MATERIALS PROVIDED:

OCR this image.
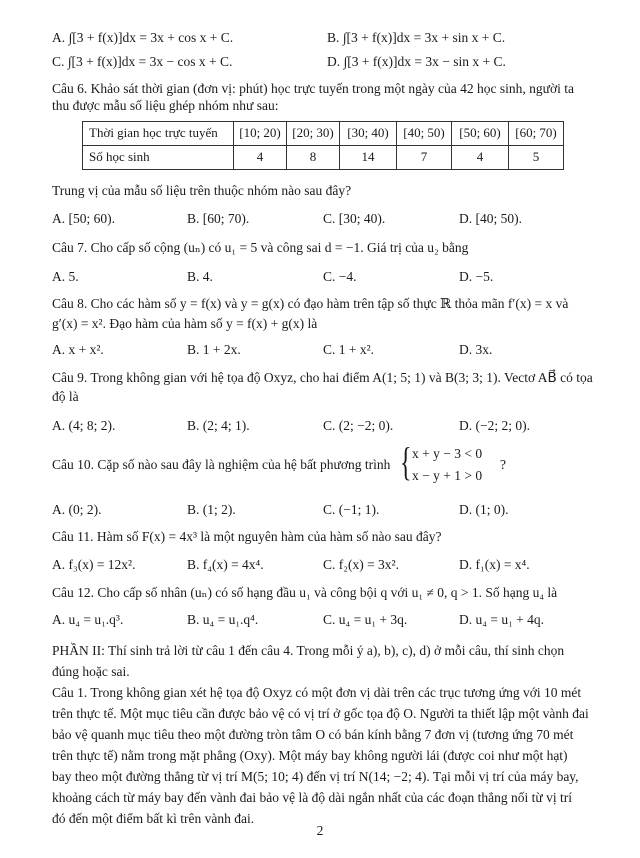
A. ∫[3 + f(x)]dx = 3x + cos x + C.	B. ∫[3 + f(x)]dx = 3x + sin x + C.
C. ∫[3 + f(x)]dx = 3x − cos x + C.	D. ∫[3 + f(x)]dx = 3x − sin x + C.

Câu 6. Khảo sát thời gian (đơn vị: phút) học trực tuyến trong một ngày của 42 học sinh, người ta

thu được mẫu số liệu ghép nhóm như sau:

Thời gian học trực tuyến	[10; 20)	[20; 30)	[30; 40)	[40; 50)	[50; 60)	[60; 70)
Số học sinh	4	8	14	7	4	5
Trung vị của mẫu số liệu trên thuộc nhóm nào sau đây?
A. [50; 60).	B. [60; 70).	C. [30; 40).	D. [40; 50).
Câu 7. Cho cấp số cộng (uₙ) có u₁ = 5 và công sai d = −1. Giá trị của u₂ bằng
A. 5.	B. 4.	C. −4.	D. −5.

Câu 8. Cho các hàm số y = f(x) và y = g(x) có đạo hàm trên tập số thực ℝ thỏa mãn f′(x) = x và

g′(x) = x². Đạo hàm của hàm số y = f(x) + g(x) là

A. x + x².	B. 1 + 2x.	C. 1 + x².	D. 3x.

Câu 9. Trong không gian với hệ tọa độ Oxyz, cho hai điểm A(1; 5; 1) và B(3; 3; 1). Vectơ AB⃗ có tọa

độ là

A. (4; 8; 2).	B. (2; 4; 1).	C. (2; −2; 0).	D. (−2; 2; 0).
Câu 10. Cặp số nào sau đây là nghiệm của hệ bất phương trình { x + y − 3 < 0
x − y + 1 > 0
?
A. (0; 2).	B. (1; 2).	C. (−1; 1).	D. (1; 0).
Câu 11. Hàm số F(x) = 4x³ là một nguyên hàm của hàm số nào sau đây?
A. f₃(x) = 12x².	B. f₄(x) = 4x⁴.	C. f₂(x) = 3x².	D. f₁(x) = x⁴.
Câu 12. Cho cấp số nhân (uₙ) có số hạng đầu u₁ và công bội q với u₁ ≠ 0, q > 1. Số hạng u₄ là
A. u₄ = u₁.q³.	B. u₄ = u₁.q⁴.	C. u₄ = u₁ + 3q.	D. u₄ = u₁ + 4q.

PHẦN II: Thí sinh trả lời từ câu 1 đến câu 4. Trong mỗi ý a), b), c), d) ở mỗi câu, thí sinh chọn

đúng hoặc sai.

Câu 1. Trong không gian xét hệ tọa độ Oxyz có một đơn vị dài trên các trục tương ứng với 10 mét

trên thực tế. Một mục tiêu cần được bảo vệ có vị trí ở gốc tọa độ O. Người ta thiết lập một vành đai

bảo vệ quanh mục tiêu theo một đường tròn tâm O có bán kính bằng 7 đơn vị (tương ứng 70 mét

trên thực tế) nằm trong mặt phẳng (Oxy). Một máy bay không người lái (được coi như một hạt)

bay theo một đường thẳng từ vị trí M(5; 10; 4) đến vị trí N(14; −2; 4). Tại mỗi vị trí của máy bay,

khoảng cách từ máy bay đến vành đai bảo vệ là độ dài ngắn nhất của các đoạn thẳng nối từ vị trí

đó đến một điểm bất kì trên vành đai.

2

WHAT THE EXERCISE ASKS: Identify how many lines in the entries above include the string "không", then state that number alone.

EXERCISE OUTPUT: 3